=== Set task ===
Identify the lines containing the word "JSON". Copy each one.

----------------------------------------

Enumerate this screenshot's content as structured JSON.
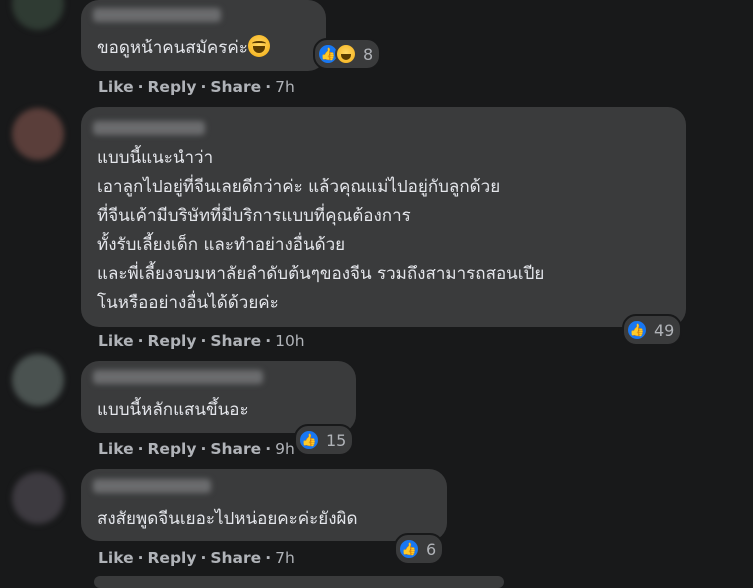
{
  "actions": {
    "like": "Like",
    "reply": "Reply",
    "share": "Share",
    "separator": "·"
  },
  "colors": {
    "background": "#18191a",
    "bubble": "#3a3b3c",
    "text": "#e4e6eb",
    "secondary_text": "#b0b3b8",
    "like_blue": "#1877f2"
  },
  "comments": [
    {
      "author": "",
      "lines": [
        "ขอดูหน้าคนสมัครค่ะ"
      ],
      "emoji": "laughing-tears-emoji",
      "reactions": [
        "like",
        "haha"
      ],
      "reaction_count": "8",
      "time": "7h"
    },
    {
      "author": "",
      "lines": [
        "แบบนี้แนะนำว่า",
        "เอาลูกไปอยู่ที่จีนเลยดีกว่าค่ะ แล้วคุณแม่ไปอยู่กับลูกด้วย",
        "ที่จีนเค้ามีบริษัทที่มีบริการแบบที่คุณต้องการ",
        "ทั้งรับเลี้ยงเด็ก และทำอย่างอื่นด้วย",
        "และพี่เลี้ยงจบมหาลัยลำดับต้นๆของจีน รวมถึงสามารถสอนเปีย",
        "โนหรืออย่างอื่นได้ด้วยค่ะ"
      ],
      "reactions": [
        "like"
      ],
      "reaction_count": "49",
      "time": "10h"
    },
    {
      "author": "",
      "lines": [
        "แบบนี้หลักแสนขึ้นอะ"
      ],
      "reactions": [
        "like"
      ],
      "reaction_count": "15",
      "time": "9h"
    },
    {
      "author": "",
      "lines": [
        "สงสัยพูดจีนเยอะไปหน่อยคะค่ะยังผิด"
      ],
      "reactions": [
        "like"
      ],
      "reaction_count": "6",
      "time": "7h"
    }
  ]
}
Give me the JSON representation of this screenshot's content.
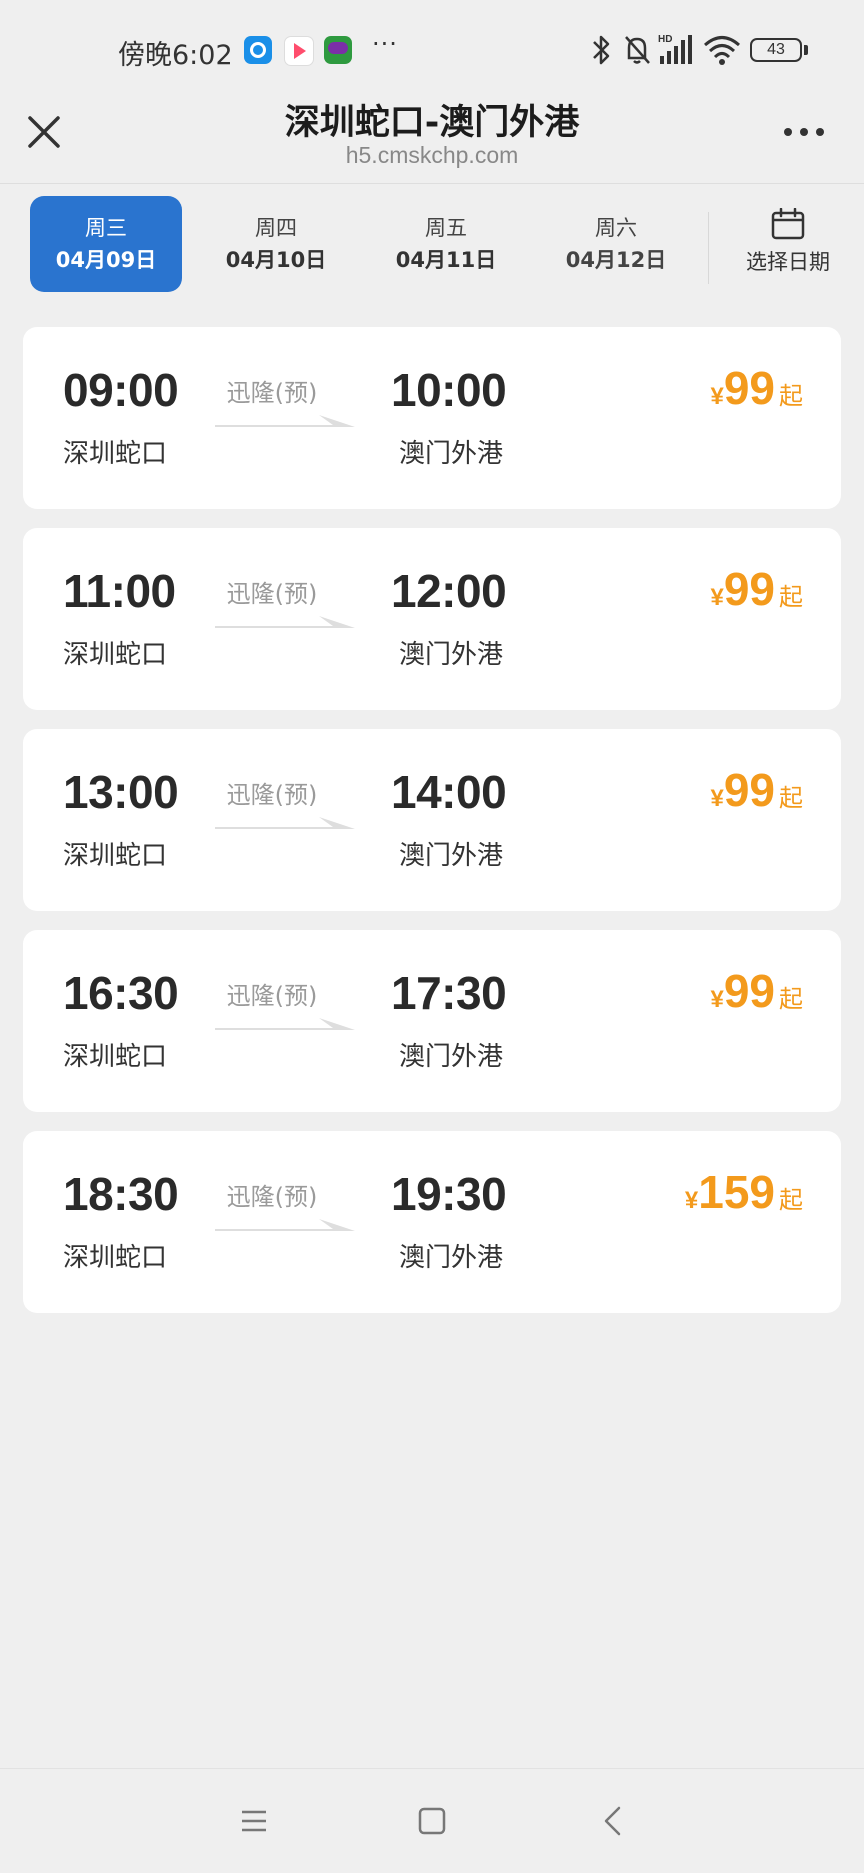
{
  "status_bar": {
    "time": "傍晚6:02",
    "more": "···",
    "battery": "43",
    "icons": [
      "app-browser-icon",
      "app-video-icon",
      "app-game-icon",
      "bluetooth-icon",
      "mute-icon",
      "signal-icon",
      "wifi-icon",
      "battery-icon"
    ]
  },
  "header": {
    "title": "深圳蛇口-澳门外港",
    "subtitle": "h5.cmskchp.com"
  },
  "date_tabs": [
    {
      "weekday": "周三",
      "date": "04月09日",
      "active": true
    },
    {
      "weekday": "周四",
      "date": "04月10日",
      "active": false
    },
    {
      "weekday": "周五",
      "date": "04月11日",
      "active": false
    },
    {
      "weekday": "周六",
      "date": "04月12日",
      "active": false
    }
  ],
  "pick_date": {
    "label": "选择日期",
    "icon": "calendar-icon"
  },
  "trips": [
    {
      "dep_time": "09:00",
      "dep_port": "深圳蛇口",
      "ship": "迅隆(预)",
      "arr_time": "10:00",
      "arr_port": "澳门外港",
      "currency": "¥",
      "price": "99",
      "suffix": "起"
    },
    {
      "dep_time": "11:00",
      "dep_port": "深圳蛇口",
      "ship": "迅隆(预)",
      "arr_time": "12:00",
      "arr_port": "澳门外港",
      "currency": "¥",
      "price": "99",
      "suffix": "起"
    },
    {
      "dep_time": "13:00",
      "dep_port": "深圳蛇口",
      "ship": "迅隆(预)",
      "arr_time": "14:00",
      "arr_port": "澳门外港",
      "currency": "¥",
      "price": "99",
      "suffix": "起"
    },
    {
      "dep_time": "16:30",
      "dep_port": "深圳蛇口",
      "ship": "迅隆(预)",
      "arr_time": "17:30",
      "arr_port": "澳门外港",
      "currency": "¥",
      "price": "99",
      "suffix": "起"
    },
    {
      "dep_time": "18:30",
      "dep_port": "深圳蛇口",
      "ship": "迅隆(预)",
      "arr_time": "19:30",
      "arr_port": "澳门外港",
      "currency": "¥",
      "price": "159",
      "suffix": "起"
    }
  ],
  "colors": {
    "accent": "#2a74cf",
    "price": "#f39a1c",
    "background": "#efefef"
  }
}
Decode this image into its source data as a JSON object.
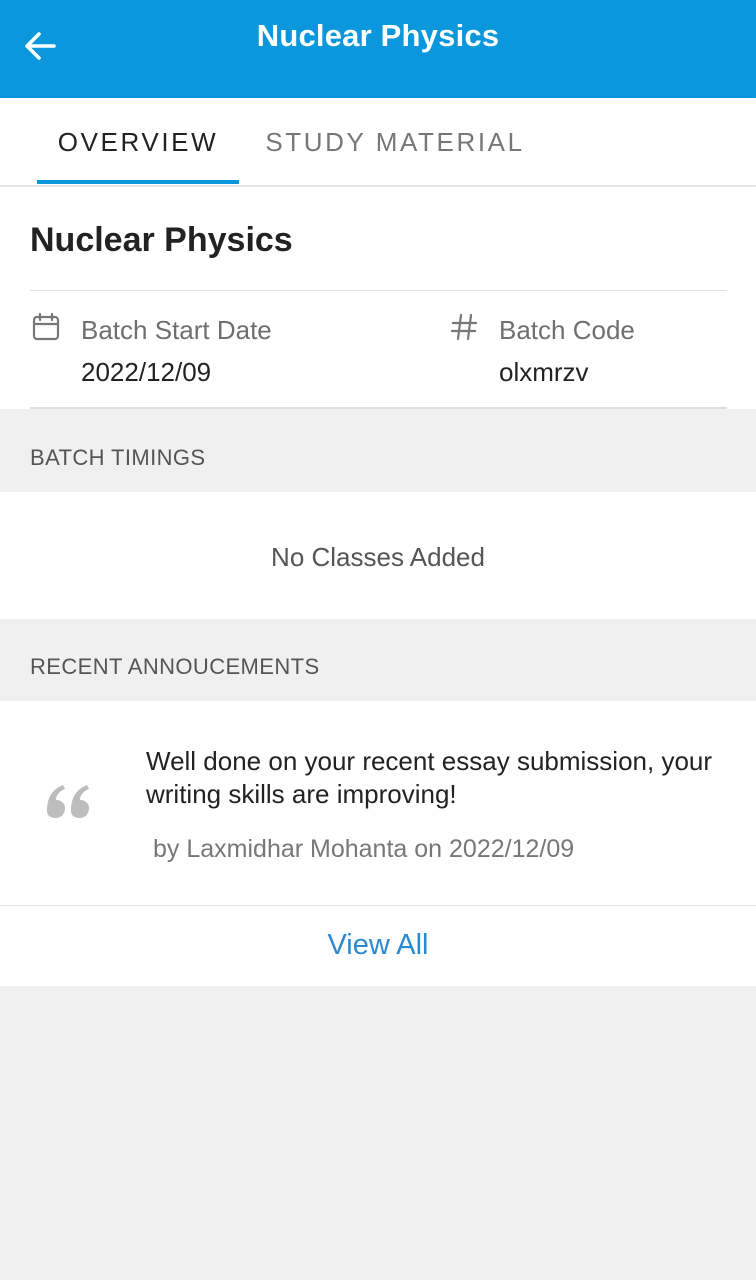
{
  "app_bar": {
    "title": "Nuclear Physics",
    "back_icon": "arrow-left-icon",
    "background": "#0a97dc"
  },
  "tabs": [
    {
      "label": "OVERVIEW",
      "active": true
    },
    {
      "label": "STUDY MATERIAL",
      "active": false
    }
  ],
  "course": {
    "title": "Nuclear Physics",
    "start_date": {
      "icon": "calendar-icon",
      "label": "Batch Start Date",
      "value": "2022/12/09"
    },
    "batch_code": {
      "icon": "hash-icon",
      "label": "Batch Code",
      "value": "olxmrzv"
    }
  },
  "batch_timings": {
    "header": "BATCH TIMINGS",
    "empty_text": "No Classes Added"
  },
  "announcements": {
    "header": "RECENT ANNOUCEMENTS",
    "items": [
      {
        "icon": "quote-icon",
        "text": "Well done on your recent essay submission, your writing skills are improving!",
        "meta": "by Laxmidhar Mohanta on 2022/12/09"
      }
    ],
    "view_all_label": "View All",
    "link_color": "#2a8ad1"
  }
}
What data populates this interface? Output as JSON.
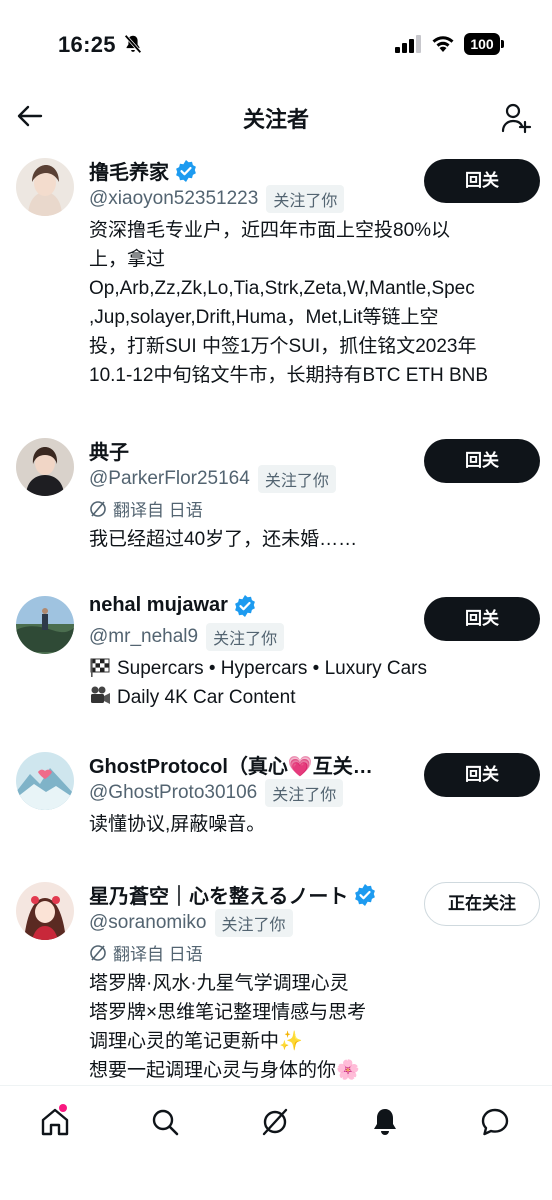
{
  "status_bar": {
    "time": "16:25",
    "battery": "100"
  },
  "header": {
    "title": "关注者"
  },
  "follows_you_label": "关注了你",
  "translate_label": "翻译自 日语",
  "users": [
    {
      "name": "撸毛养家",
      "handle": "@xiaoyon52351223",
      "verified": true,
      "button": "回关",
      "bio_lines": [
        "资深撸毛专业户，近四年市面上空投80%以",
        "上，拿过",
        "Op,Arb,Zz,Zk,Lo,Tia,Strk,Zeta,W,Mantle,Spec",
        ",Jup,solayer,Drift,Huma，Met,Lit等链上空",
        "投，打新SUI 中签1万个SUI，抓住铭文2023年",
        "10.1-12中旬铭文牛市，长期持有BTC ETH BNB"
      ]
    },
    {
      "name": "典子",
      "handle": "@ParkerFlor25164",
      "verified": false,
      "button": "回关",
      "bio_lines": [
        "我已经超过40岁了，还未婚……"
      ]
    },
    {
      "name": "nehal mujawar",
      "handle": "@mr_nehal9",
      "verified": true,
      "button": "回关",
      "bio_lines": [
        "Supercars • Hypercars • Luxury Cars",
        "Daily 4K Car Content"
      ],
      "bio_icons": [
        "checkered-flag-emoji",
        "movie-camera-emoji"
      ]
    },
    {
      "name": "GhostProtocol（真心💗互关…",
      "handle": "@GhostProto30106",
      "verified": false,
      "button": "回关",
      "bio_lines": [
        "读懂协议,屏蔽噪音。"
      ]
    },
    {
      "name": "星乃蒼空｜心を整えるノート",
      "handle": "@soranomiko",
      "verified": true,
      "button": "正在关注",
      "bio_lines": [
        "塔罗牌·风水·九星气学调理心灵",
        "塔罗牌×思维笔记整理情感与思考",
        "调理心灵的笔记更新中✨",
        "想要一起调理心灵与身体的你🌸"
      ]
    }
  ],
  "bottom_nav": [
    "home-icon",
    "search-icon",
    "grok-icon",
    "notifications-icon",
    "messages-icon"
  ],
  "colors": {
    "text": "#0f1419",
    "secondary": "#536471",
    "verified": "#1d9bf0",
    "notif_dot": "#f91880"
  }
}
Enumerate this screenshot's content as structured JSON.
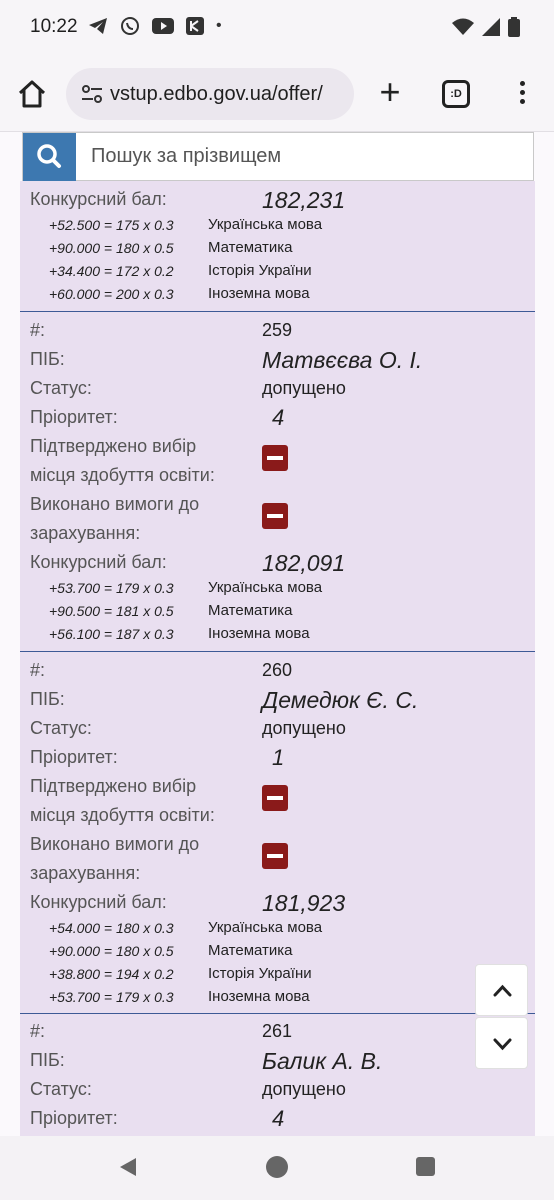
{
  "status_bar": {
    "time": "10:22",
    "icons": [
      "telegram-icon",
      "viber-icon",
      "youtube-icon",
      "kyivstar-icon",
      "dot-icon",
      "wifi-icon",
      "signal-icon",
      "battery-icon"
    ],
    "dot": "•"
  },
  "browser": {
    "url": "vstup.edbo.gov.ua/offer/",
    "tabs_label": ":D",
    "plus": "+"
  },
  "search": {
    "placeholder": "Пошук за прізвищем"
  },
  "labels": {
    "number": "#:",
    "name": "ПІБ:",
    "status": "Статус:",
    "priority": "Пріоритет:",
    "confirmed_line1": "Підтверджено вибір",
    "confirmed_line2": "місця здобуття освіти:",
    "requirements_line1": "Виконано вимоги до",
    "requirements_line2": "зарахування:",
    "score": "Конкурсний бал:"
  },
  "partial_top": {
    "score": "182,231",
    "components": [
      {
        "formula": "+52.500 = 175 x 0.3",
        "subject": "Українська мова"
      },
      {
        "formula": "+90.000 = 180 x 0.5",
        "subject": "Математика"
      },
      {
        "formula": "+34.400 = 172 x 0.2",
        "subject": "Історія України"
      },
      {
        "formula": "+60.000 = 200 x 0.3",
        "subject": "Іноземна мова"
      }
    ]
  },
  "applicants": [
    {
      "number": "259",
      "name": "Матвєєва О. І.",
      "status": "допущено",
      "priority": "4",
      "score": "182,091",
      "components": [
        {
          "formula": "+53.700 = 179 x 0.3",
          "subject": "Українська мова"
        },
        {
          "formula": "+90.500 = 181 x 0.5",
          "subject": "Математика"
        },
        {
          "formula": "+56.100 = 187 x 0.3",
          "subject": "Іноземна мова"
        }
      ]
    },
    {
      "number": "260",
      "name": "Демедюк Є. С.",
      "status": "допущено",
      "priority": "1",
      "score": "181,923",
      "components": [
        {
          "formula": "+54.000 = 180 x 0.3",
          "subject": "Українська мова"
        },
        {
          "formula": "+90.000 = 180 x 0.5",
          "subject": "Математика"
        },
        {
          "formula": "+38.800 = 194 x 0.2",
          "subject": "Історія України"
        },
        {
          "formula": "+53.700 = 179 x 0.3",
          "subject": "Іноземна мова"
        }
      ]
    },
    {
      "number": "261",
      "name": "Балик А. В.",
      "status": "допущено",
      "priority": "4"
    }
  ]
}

----------------------------------------

=== Solution for this problem ===
Enumerate this screenshot's content as structured JSON.
Give me the JSON representation of this screenshot's content.
Decode this image into its source data as a JSON object.
What data populates this interface? Output as JSON.
Enumerate this screenshot's content as structured JSON.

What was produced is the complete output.